TASK DESCRIPTION:
Go through the listing and copy every line word for word.

RECORDS TO USE:
----------------------------------------

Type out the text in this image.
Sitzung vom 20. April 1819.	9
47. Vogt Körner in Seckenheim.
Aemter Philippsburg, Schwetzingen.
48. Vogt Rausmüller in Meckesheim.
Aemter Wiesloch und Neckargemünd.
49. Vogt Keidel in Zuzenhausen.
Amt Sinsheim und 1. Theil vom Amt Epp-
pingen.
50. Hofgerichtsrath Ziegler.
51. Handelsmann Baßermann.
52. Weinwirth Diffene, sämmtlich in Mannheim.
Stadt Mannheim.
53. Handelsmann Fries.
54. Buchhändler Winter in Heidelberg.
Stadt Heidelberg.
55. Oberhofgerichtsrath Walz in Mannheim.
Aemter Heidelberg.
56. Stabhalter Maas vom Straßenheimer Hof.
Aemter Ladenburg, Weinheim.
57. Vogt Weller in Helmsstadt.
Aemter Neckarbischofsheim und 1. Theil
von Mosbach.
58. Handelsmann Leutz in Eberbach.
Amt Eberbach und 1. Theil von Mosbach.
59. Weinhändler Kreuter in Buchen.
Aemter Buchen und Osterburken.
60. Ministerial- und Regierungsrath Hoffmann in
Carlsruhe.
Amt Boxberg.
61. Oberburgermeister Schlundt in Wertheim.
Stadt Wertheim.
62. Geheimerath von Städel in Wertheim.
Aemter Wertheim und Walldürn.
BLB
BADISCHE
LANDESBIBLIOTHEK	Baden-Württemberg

----------------------------------------

THE RESULT:
Type out the text in this image.
Sitzung vom 20. April 1819.	9
47. Vogt Körner in Seckenheim.
Aemter Philippsburg, Schwetzingen.
48. Vogt Rausmüller in Meckesheim.
Aemter Wiesloch und Neckargemünd.
49. Vogt Keidel in Zuzenhausen.
Amt Sinsheim und 1. Theil vom Amt Epp-
pingen.
50. Hofgerichtsrath Ziegler.
51. Handelsmann Baßermann.
52. Weinwirth Diffene, sämmtlich in Mannheim.
Stadt Mannheim.
53. Handelsmann Fries.
54. Buchhändler Winter in Heidelberg.
Stadt Heidelberg.
55. Oberhofgerichtsrath Walz in Mannheim.
Aemter Heidelberg.
56. Stabhalter Maas vom Straßenheimer Hof.
Aemter Ladenburg, Weinheim.
57. Vogt Weller in Helmsstadt.
Aemter Neckarbischofsheim und 1. Theil
von Mosbach.
58. Handelsmann Leutz in Eberbach.
Amt Eberbach und 1. Theil von Mosbach.
59. Weinhändler Kreuter in Buchen.
Aemter Buchen und Osterburken.
60. Ministerial- und Regierungsrath Hoffmann in
Carlsruhe.
Amt Boxberg.
61. Oberburgermeister Schlundt in Wertheim.
Stadt Wertheim.
62. Geheimerath von Städel in Wertheim.
Aemter Wertheim und Walldürn.
BLB
BADISCHE
LANDESBIBLIOTHEK	Baden-Württemberg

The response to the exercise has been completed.